### Data shown
--- BEGIN ---

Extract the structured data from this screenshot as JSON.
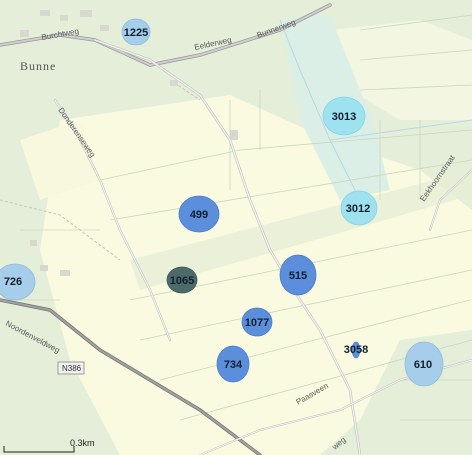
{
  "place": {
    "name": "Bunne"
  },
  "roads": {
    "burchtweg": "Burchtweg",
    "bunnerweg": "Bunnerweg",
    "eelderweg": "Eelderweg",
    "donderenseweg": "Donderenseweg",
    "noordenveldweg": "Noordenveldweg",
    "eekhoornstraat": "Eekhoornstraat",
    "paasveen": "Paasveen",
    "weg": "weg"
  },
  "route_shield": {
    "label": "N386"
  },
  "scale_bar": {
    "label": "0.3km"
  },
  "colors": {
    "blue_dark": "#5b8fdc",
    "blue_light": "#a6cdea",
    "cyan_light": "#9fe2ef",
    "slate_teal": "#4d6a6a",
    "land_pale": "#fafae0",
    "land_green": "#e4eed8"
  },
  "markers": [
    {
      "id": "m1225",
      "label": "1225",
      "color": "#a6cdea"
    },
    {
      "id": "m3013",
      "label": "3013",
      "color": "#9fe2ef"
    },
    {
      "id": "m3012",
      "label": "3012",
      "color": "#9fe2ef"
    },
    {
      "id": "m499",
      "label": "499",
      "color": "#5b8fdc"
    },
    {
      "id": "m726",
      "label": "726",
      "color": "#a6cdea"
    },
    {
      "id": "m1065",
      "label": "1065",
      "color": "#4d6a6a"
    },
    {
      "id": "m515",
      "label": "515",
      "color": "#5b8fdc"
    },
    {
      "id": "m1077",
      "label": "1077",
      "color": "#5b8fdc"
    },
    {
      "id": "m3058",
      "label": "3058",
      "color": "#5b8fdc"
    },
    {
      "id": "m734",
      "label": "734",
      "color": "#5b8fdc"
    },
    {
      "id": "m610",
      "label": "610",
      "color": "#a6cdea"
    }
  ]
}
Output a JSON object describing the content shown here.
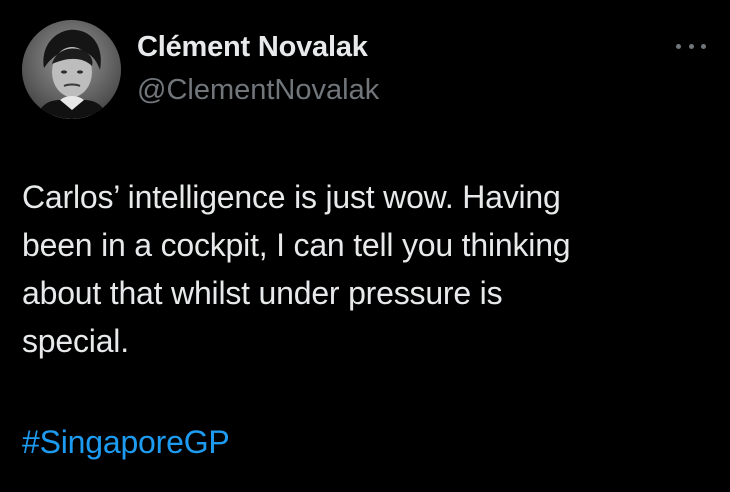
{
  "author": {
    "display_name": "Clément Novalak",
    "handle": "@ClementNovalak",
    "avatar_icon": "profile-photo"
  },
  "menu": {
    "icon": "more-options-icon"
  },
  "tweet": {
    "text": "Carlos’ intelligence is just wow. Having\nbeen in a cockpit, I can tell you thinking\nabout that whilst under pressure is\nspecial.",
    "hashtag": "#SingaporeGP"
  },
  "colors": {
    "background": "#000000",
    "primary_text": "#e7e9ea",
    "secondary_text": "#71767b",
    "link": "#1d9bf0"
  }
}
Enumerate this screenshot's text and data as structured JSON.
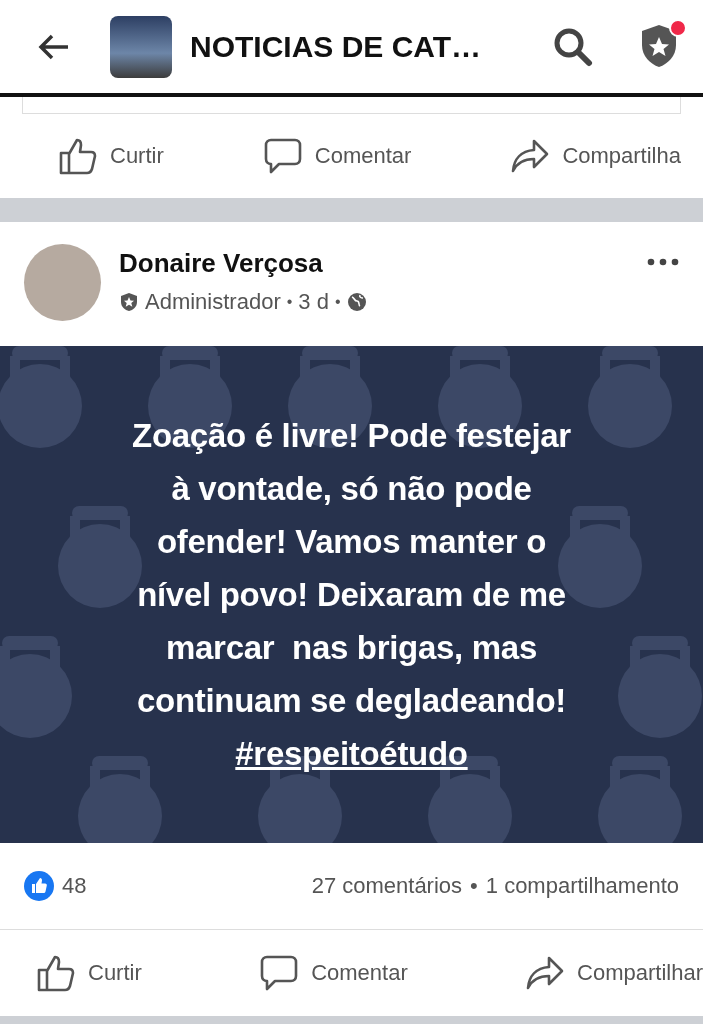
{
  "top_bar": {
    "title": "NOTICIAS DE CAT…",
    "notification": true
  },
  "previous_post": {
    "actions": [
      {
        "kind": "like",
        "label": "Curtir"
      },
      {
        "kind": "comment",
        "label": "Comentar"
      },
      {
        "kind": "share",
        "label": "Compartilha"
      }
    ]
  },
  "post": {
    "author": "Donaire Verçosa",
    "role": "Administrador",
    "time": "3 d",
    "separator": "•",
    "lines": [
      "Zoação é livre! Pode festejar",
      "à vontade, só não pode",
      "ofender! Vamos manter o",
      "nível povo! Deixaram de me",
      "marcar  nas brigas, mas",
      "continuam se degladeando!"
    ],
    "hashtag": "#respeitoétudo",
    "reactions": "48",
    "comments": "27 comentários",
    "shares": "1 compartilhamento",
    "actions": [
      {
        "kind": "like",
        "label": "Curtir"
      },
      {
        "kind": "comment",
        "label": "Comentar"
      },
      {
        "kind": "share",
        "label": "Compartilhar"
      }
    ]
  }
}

--- END ---

### Objective
Provide the number of lines in the data above that contain the string "JSON", and nothing else.

### Output of the task
3